What you are asked to do: Looking at the listing, state how many of its lines contain the string "Gerador". Write only the number.

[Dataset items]
***
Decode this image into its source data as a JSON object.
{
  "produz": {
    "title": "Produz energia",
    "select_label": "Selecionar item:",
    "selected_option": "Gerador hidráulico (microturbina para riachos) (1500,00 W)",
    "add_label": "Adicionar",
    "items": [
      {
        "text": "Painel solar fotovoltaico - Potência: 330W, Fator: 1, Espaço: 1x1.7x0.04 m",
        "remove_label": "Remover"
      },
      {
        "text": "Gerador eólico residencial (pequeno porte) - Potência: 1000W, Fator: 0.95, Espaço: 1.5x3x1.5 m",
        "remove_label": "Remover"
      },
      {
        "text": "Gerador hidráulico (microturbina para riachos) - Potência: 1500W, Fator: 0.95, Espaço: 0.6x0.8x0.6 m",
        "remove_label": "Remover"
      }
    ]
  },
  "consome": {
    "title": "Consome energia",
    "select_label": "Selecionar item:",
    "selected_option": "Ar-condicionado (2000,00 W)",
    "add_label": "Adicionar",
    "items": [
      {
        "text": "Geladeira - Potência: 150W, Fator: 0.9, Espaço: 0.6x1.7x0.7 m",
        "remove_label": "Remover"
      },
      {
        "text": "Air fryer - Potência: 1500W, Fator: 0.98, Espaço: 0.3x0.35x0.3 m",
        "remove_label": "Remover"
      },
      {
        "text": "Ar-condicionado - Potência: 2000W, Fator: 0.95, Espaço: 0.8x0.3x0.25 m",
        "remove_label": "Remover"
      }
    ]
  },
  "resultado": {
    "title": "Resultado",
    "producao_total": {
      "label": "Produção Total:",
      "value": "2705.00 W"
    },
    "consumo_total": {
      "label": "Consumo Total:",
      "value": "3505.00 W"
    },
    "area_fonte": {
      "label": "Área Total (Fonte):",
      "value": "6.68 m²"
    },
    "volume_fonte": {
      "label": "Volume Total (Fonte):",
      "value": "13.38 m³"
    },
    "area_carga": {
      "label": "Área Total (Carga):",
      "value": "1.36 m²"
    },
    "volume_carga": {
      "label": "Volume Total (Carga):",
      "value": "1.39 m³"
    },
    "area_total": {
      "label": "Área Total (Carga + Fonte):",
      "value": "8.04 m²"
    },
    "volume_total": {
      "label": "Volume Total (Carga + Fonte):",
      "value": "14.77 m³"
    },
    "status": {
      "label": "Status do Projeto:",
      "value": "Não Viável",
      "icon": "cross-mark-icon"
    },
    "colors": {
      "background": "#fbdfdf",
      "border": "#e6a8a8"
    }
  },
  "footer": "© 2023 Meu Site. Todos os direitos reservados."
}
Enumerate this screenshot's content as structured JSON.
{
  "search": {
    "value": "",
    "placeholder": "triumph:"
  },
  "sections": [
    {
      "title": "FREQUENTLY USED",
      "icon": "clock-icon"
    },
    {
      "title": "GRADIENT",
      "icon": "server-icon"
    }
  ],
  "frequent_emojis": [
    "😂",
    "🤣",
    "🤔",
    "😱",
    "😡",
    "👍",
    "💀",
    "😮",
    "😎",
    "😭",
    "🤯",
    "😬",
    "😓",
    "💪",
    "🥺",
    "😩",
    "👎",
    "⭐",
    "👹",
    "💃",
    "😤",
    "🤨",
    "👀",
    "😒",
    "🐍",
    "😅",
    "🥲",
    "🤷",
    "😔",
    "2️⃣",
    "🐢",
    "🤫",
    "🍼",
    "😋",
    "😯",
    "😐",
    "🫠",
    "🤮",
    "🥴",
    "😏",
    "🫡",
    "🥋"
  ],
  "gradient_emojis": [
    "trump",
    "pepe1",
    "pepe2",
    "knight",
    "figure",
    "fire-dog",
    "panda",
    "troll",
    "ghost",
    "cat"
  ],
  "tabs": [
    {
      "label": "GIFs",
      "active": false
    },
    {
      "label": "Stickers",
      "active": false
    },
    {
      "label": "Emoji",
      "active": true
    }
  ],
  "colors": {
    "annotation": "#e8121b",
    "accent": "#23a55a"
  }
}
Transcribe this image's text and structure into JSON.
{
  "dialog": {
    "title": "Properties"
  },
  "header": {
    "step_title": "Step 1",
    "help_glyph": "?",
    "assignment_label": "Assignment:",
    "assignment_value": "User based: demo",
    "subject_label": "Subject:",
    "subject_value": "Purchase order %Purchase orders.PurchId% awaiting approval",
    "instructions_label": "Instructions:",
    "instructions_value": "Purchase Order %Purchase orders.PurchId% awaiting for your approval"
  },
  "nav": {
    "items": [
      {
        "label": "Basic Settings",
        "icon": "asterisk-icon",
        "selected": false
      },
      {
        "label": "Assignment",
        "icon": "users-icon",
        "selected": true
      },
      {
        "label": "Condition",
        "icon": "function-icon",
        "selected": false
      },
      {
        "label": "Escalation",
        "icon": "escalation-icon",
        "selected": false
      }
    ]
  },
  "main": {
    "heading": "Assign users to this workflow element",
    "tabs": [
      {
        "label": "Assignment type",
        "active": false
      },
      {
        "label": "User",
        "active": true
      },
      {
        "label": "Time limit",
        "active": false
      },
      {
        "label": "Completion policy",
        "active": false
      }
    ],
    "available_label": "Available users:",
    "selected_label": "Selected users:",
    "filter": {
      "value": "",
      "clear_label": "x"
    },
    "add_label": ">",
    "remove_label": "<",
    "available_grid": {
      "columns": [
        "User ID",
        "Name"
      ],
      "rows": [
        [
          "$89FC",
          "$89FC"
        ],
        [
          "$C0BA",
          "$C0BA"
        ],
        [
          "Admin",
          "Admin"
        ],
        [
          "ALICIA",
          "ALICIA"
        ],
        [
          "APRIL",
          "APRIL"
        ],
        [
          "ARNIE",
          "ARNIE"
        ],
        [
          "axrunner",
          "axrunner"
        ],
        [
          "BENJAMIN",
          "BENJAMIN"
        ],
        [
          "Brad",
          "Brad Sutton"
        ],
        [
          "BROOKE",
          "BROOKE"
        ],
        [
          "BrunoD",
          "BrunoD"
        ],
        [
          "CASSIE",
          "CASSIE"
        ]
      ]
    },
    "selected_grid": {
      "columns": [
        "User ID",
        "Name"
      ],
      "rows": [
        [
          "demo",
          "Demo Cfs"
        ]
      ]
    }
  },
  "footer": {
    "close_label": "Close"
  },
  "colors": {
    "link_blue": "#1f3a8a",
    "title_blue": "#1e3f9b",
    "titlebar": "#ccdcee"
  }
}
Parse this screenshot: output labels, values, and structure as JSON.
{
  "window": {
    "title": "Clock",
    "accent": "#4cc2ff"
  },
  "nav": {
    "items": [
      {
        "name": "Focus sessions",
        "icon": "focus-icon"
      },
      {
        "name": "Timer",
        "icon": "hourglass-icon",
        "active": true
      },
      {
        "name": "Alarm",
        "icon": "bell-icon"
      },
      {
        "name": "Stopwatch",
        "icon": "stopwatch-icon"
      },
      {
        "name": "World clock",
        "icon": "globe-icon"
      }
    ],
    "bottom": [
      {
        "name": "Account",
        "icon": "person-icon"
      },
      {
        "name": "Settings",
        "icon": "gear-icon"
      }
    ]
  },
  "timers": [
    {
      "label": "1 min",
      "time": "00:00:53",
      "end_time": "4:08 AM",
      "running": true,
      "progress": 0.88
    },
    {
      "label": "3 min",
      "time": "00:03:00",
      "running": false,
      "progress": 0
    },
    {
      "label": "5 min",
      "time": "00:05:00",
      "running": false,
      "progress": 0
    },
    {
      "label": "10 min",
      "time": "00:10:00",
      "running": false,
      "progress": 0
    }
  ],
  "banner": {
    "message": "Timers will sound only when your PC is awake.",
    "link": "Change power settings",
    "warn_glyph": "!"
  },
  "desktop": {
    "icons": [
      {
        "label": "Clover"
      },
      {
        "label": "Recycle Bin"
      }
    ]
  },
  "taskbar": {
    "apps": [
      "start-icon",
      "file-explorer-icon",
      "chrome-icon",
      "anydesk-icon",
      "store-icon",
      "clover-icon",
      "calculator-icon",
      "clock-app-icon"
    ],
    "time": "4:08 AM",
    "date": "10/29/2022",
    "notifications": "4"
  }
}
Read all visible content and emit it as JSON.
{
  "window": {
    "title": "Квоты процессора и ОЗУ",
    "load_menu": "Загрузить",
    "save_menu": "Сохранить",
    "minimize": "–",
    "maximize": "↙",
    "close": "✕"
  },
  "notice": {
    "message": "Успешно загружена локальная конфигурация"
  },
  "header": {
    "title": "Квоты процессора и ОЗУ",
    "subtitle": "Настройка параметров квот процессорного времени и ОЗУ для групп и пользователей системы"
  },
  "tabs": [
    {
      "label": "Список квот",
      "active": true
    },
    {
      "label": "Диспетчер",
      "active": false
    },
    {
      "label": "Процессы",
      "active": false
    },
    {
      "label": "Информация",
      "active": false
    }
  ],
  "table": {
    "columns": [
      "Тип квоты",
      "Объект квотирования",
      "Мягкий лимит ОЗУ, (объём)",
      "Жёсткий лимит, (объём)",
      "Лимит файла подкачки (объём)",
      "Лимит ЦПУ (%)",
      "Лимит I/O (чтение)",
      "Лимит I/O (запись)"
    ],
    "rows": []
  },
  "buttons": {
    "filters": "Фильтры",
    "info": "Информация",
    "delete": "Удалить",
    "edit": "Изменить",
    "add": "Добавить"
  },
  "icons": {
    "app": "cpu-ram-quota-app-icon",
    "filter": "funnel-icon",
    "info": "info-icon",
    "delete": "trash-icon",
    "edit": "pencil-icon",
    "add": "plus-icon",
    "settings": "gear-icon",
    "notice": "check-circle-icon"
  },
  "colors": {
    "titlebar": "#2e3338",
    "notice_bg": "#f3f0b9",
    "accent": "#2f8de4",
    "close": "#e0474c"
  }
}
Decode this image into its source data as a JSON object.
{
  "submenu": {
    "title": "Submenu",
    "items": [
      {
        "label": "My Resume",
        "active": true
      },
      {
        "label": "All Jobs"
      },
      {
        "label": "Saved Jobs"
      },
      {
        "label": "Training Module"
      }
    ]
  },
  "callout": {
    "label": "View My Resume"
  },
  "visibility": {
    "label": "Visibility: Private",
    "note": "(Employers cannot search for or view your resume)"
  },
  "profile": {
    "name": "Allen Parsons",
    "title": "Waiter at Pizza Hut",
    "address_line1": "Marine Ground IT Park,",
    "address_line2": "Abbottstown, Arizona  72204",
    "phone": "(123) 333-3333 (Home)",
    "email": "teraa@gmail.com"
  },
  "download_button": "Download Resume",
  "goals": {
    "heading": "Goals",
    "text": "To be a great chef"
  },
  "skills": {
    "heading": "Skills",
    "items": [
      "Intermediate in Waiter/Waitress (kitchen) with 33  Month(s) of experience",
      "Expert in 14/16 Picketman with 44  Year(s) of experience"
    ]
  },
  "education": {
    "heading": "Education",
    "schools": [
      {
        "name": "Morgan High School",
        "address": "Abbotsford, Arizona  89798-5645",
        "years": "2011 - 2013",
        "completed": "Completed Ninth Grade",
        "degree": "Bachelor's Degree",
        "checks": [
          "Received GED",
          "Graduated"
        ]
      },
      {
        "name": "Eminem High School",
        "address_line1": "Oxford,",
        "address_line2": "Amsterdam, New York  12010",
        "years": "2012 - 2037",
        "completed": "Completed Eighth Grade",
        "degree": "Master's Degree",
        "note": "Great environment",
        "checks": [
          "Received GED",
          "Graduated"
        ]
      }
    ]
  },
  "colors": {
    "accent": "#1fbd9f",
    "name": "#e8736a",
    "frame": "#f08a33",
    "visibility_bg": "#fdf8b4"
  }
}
***
Solved exercise: 3